>> BEGIN SOURCE PASSAGE

# Best gun finish



## bmcook (Aug 21, 2010)

Ok guys you may think im crazy but I got a Kimber tactical pro II 9mm and it had some finish wear and I also got a ned bead blaster so you can guess what I did. I disassembled the entire gun and bead blasted all the parts with wear on them and now I want to refinish it. My question is what are some of the best finishes? Im looking at duracoat and I think 3m. Where is the best place to get it from? This is an expensive gun so I want a good durable finish on it.


----------



## sdj2010 (Aug 21, 2010)

I have a friend that does Duracoat, I must say it is a very good finish. I haven't heard any problems with people that get it done. He swears by it and backs everything he has done it on. As long as it is done right, thats what I would use.


----------



## Wiskey_33 (Aug 21, 2010)

NP3 is said to be VERY durable and wear resistant.


----------



## jglenn (Aug 22, 2010)

cerakote is WAY better than duracoat for wear...way better.

is actually easier to apply as it goes on very thin with a air bruh.

the trick is to make youself a heat chamber..200 degrees for 2
 hour.

>> END SOURCE PASSAGE

### DIRECTIVE 1
Repeat the gun finish thread above word for word, in full.

>> BEGIN DATA TO PROCESS

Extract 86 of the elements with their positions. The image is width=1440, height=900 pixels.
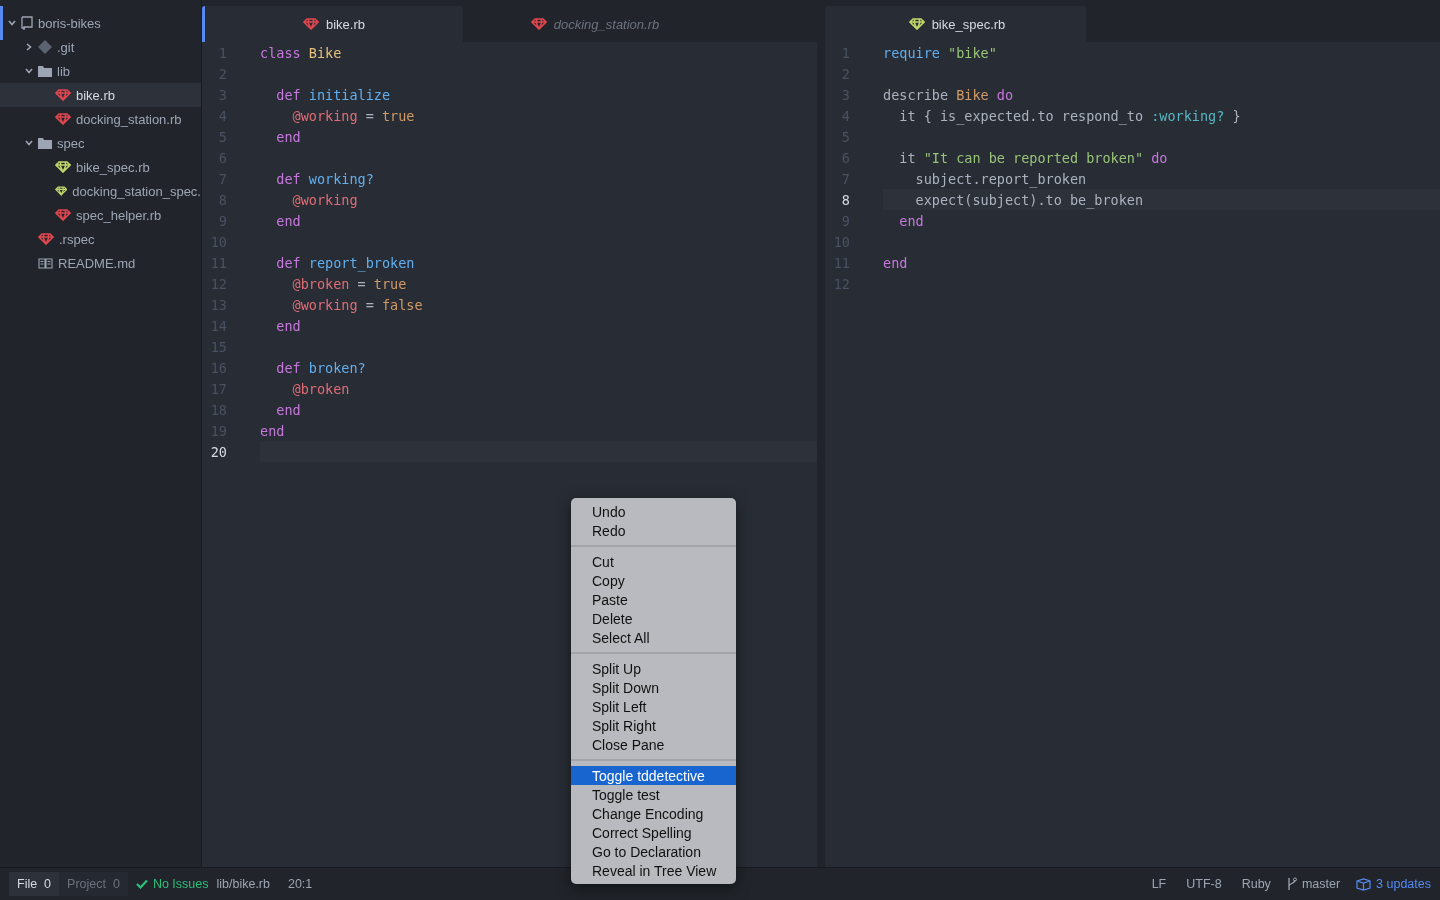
code-line: end (260, 421, 286, 441)
code-line: require "bike" (883, 43, 998, 63)
menu-item[interactable]: Copy (571, 571, 736, 590)
editor-tab[interactable]: bike_spec.rb (825, 6, 1086, 42)
gem-icon (908, 18, 925, 30)
code-line: subject.report_broken (914, 169, 1088, 189)
chevron-icon[interactable] (25, 67, 33, 75)
cursor-position[interactable]: 20:1 (287, 877, 313, 891)
status-item[interactable]: UTF-8 (1186, 877, 1222, 891)
folder-icon (38, 137, 52, 149)
code-line: def broken? (275, 358, 367, 378)
tree-item[interactable]: spec (57, 135, 85, 151)
code-line: it { is_expected.to respond_to :working? } (898, 106, 1242, 126)
menu-item[interactable]: Delete (571, 609, 736, 628)
package-icon (1356, 877, 1372, 891)
menu-item[interactable]: Toggle test (571, 785, 736, 804)
scope-tab[interactable]: File 0 (9, 872, 60, 896)
tree-item[interactable]: docking_station.rb (76, 111, 182, 127)
code-line: @broken (291, 379, 351, 399)
tree-item[interactable]: spec_helper.rb (76, 207, 162, 223)
diamond-icon (38, 40, 52, 54)
chevron-icon[interactable] (25, 139, 33, 147)
folder-icon (38, 65, 52, 77)
tree-item[interactable]: bike.rb (76, 87, 116, 103)
gem-icon (55, 113, 71, 125)
tree-item[interactable]: lib (57, 63, 70, 79)
code-line: end (275, 316, 302, 336)
code-line: def report_broken (275, 253, 416, 273)
gem-icon (55, 185, 68, 197)
menu-item[interactable]: Redo (571, 521, 736, 540)
code-line: describe Bike do (883, 85, 1015, 105)
menu-item[interactable]: Split Up (571, 659, 736, 678)
code-line: class Bike (260, 43, 343, 63)
menu-item[interactable]: Close Pane (571, 735, 736, 754)
code-line: @working (291, 190, 359, 210)
code-line: end (275, 211, 302, 231)
tree-item[interactable]: .git (57, 39, 75, 55)
branch-status[interactable]: master (1286, 877, 1341, 891)
tree-item[interactable]: README.md (58, 255, 136, 271)
line-number: 8 (840, 191, 850, 208)
branch-icon (1286, 877, 1297, 891)
menu-item[interactable]: Correct Spelling (571, 823, 736, 842)
menu-item[interactable]: Reveal in Tree View (571, 861, 736, 880)
check-icon (135, 879, 148, 889)
gem-icon (530, 18, 547, 30)
tree-item[interactable]: bike_spec.rb (76, 159, 150, 175)
gem-icon (55, 209, 71, 221)
chevron-icon[interactable] (25, 43, 33, 51)
menu-item[interactable]: Split Down (571, 678, 736, 697)
gem-icon (38, 233, 54, 245)
menu-item[interactable]: Undo (571, 502, 736, 521)
menu-item[interactable]: Split Left (571, 697, 736, 716)
selected-row[interactable]: bike.rb (0, 83, 201, 107)
issues-status[interactable]: No Issues (135, 877, 209, 891)
code-line: end (898, 211, 925, 231)
menu-item[interactable]: Paste (571, 590, 736, 609)
file-path[interactable]: lib/bike.rb (216, 877, 270, 891)
gem-icon (303, 18, 319, 30)
menu-item[interactable]: Split Right (571, 716, 736, 735)
menu-item[interactable]: Cut (571, 552, 736, 571)
tree-item[interactable]: boris-bikes (38, 15, 101, 31)
code-line: @broken = true (291, 274, 408, 294)
code-line: end (275, 400, 302, 420)
editor-tab[interactable]: bike.rb (202, 6, 463, 42)
code-line: it "It can be reported broken" do (898, 148, 1169, 168)
menu-item[interactable]: Go to Declaration (571, 842, 736, 861)
book-icon (38, 257, 53, 269)
menu-item[interactable]: Toggle tddetective (571, 766, 736, 785)
status-item[interactable]: Ruby (1241, 877, 1271, 891)
tree-item[interactable]: docking_station_spec. (72, 183, 201, 199)
code-line: end (883, 253, 909, 273)
code-line: @working = false (291, 295, 424, 315)
code-line: end (275, 127, 302, 147)
tree-item[interactable]: .rspec (59, 231, 95, 247)
gem-icon (55, 161, 71, 173)
menu-item[interactable]: Select All (571, 628, 736, 647)
repo-icon (21, 16, 33, 30)
code-line: def working? (275, 169, 375, 189)
chevron-icon[interactable] (8, 19, 16, 27)
updates-link[interactable]: 3 updates (1356, 877, 1431, 891)
line-number: 20 (209, 443, 227, 460)
code-line: @working = true (291, 106, 416, 126)
menu-item[interactable]: Change Encoding (571, 804, 736, 823)
status-item[interactable]: LF (1151, 877, 1167, 891)
code-line: def initialize (275, 85, 392, 105)
gem-icon (55, 89, 71, 101)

>> END DATA TO PROCESS

### DIRECTIVE 2
In the records, copy out the lines starting at the one containing "code-line: end (260, 421, 286, 441)" and ending at the one containing "gem-icon (908, 18, 925, 30)", including both. Reproduce them unchanged and give nothing else.

### COMPLETE RESPONSE 1
# Best gun finish



## bmcook (Aug 21, 2010)

Ok guys you may think im crazy but I got a Kimber tactical pro II 9mm and it had some finish wear and I also got a ned bead blaster so you can guess what I did. I disassembled the entire gun and bead blasted all the parts with wear on them and now I want to refinish it. My question is what are some of the best finishes? Im looking at duracoat and I think 3m. Where is the best place to get it from? This is an expensive gun so I want a good durable finish on it.


----------



## sdj2010 (Aug 21, 2010)

I have a friend that does Duracoat, I must say it is a very good finish. I haven't heard any problems with people that get it done. He swears by it and backs everything he has done it on. As long as it is done right, thats what I would use.


----------



## Wiskey_33 (Aug 21, 2010)

NP3 is said to be VERY durable and wear resistant.


----------



## jglenn (Aug 22, 2010)

cerakote is WAY better than duracoat for wear...way better.

is actually easier to apply as it goes on very thin with a air bruh.

the trick is to make youself a heat chamber..200 degrees for 2
 hour.

### COMPLETE RESPONSE 2
code-line: end (260, 421, 286, 441)
code-line: require "bike" (883, 43, 998, 63)
menu-item[interactable]: Copy (571, 571, 736, 590)
editor-tab[interactable]: bike_spec.rb (825, 6, 1086, 42)
gem-icon (908, 18, 925, 30)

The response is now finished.